**Challenge:** How many of the lines contain the string "title"? Give the number, with no other words.

**Extracted records:**
# # #

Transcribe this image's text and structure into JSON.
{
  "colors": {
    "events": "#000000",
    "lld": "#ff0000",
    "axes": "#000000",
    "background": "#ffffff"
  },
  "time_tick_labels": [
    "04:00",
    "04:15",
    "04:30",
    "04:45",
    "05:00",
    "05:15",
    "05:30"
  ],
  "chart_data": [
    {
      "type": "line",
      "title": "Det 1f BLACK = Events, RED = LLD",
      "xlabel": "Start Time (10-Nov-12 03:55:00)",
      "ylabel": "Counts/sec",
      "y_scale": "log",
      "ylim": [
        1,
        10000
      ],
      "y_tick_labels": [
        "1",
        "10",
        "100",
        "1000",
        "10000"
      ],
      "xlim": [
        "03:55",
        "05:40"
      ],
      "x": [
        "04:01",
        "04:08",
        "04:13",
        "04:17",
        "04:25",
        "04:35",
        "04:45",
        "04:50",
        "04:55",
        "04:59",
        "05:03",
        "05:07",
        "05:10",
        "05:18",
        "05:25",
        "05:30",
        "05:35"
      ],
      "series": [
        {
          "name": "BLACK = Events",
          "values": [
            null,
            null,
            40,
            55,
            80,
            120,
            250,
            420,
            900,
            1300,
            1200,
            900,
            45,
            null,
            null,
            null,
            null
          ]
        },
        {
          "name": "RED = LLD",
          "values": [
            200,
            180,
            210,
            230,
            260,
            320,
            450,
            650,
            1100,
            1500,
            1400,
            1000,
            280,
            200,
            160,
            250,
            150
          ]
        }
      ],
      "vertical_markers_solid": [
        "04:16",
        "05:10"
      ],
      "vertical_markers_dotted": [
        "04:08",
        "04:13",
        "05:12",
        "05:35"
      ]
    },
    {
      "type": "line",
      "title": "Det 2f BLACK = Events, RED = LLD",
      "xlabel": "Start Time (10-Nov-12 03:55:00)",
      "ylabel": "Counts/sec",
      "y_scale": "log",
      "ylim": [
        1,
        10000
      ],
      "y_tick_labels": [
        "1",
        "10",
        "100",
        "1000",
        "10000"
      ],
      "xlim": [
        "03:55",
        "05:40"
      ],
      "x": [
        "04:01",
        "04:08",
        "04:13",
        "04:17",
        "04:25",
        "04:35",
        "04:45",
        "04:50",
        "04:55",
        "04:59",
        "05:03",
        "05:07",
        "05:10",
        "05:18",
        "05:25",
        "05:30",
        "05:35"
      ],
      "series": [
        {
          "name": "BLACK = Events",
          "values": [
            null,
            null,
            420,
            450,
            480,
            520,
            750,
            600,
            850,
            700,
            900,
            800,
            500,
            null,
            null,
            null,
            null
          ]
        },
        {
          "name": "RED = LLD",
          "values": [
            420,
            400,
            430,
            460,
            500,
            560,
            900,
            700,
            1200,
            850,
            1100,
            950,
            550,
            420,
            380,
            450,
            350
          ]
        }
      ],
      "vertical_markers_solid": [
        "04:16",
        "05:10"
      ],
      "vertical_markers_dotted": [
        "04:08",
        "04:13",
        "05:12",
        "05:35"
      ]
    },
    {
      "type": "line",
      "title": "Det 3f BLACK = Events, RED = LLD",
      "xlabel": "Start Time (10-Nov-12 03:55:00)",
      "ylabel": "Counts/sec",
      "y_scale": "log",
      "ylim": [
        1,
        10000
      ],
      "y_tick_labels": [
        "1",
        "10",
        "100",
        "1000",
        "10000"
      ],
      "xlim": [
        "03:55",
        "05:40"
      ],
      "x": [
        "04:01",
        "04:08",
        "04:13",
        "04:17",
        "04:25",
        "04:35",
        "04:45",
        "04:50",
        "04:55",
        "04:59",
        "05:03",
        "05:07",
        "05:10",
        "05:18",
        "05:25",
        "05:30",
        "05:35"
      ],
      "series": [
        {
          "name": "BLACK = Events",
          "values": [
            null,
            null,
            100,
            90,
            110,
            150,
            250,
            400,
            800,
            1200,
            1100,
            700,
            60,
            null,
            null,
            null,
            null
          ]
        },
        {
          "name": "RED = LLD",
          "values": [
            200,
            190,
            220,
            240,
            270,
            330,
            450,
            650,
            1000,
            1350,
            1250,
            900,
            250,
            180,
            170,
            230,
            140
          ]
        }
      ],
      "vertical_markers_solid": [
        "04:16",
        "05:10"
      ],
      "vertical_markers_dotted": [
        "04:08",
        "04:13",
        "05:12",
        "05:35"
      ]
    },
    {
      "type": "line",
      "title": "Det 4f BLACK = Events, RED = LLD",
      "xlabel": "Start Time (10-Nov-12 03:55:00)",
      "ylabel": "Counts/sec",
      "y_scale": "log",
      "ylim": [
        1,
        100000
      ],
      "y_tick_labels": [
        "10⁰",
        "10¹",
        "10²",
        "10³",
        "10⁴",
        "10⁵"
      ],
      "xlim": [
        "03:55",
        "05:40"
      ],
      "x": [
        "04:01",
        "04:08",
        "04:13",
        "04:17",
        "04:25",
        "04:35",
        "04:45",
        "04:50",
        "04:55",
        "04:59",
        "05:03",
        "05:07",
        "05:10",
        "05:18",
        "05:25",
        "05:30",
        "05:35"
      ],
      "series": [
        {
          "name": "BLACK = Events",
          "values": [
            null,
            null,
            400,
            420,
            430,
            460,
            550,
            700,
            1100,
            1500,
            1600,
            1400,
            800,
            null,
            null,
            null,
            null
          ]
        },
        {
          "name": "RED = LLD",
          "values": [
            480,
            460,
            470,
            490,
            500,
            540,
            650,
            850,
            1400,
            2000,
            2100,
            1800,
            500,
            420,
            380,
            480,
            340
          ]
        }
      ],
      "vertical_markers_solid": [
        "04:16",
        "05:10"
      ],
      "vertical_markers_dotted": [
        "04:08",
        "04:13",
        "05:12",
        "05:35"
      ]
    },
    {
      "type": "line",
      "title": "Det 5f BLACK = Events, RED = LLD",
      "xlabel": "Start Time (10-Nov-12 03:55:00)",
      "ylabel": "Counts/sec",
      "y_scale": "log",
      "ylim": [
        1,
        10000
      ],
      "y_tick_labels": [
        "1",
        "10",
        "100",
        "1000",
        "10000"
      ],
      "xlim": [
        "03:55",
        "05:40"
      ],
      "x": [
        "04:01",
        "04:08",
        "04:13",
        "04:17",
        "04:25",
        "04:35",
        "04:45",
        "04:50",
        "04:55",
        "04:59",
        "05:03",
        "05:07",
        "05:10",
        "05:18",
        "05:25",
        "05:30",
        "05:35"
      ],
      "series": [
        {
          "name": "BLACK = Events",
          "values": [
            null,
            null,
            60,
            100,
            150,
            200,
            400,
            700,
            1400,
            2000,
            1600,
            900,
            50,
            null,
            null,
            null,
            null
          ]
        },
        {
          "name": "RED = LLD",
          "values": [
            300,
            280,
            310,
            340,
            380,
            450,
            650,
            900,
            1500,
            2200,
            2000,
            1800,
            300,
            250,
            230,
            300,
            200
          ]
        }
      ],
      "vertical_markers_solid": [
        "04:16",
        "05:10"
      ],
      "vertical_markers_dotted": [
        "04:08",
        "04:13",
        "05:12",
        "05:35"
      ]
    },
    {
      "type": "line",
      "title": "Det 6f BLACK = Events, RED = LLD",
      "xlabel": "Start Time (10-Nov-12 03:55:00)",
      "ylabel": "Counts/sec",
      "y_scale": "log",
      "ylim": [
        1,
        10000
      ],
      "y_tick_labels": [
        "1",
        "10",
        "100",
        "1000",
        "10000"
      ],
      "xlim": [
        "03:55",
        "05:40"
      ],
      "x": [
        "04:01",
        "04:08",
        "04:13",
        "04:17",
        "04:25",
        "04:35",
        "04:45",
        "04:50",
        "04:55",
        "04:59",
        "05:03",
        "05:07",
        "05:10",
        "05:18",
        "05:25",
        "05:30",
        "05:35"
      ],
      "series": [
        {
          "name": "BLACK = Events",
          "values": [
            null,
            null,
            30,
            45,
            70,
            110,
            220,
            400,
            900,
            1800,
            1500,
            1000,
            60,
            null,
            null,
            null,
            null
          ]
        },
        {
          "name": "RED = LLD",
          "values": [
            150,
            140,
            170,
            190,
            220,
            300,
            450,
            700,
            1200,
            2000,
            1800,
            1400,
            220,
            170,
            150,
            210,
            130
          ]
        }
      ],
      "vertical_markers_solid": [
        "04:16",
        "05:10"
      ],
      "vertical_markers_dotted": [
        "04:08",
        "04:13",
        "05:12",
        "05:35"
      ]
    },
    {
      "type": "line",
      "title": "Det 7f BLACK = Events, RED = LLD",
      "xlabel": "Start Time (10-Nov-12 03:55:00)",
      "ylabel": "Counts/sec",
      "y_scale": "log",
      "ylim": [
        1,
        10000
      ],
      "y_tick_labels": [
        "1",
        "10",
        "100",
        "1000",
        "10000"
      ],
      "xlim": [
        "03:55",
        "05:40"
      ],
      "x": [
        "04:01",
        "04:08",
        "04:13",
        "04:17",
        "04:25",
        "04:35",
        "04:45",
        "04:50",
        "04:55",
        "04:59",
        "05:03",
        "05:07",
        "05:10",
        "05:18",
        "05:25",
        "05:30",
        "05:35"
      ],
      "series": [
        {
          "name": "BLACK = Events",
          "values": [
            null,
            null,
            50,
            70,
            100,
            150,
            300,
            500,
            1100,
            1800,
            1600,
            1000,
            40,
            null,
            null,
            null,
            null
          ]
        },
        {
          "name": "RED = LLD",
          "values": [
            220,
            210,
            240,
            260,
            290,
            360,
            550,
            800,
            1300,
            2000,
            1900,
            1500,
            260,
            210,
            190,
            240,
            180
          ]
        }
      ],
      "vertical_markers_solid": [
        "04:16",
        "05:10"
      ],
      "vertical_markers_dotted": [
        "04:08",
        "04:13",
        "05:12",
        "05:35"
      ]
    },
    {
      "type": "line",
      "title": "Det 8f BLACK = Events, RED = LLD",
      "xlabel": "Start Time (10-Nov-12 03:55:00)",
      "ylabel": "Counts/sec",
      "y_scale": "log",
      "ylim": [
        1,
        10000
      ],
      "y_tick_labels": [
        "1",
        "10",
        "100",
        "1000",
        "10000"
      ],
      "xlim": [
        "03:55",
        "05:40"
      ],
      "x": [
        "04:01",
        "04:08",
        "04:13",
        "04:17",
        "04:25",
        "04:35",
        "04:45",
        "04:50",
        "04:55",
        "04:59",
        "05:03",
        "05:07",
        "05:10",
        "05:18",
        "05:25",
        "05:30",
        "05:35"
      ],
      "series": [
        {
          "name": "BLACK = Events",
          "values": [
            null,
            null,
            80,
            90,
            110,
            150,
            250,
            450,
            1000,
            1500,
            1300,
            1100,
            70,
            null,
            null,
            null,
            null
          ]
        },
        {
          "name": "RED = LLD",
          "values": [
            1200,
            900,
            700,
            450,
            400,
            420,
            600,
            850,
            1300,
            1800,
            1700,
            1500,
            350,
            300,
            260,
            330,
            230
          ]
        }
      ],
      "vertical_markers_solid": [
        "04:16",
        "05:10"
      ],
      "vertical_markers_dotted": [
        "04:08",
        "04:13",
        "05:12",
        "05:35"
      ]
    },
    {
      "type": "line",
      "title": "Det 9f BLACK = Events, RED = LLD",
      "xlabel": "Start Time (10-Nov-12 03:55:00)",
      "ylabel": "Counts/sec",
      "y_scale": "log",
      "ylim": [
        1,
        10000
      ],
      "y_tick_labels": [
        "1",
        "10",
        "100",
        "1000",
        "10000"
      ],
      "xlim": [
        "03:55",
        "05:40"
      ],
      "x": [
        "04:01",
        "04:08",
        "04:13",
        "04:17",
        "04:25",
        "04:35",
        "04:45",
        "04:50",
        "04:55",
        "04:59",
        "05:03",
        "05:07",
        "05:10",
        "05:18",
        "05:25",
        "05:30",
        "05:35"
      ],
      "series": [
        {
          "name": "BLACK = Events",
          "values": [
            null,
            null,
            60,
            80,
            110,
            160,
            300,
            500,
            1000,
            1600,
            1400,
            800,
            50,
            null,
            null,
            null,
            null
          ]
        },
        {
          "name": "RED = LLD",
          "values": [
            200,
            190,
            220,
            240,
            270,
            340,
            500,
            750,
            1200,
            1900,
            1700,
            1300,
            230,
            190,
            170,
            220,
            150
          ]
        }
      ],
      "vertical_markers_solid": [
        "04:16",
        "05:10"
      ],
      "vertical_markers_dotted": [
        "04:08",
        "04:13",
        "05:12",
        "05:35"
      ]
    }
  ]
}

# # #

**Task answer:** 9